* start Records provided *

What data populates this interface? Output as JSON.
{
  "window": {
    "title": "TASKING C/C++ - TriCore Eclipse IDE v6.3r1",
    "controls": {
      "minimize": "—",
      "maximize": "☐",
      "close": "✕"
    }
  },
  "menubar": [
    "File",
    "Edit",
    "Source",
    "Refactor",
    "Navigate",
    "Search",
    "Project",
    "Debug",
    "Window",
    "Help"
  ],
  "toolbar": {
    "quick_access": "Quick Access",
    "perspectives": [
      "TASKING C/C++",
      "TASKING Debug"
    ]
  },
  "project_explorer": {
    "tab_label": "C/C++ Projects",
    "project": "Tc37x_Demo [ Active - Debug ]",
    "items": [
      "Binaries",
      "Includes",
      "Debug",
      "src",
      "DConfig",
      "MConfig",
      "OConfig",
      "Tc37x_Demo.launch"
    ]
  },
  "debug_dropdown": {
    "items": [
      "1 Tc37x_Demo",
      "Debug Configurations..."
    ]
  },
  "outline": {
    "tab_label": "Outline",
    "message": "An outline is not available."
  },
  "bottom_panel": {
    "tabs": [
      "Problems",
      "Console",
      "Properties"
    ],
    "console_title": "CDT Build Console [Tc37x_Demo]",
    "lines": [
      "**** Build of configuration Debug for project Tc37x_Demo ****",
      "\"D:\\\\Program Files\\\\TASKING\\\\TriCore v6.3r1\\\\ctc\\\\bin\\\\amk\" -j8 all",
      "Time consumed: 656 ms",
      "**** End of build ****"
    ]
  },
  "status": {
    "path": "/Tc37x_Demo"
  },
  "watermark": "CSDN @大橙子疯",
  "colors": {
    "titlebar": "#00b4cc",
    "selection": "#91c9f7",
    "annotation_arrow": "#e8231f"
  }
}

* end Records provided *

**Stated problem**
Pull every line containing the word "Console" out of the material and copy it.

**Task response**
      "Console",
    "console_title": "CDT Build Console [Tc37x_Demo]",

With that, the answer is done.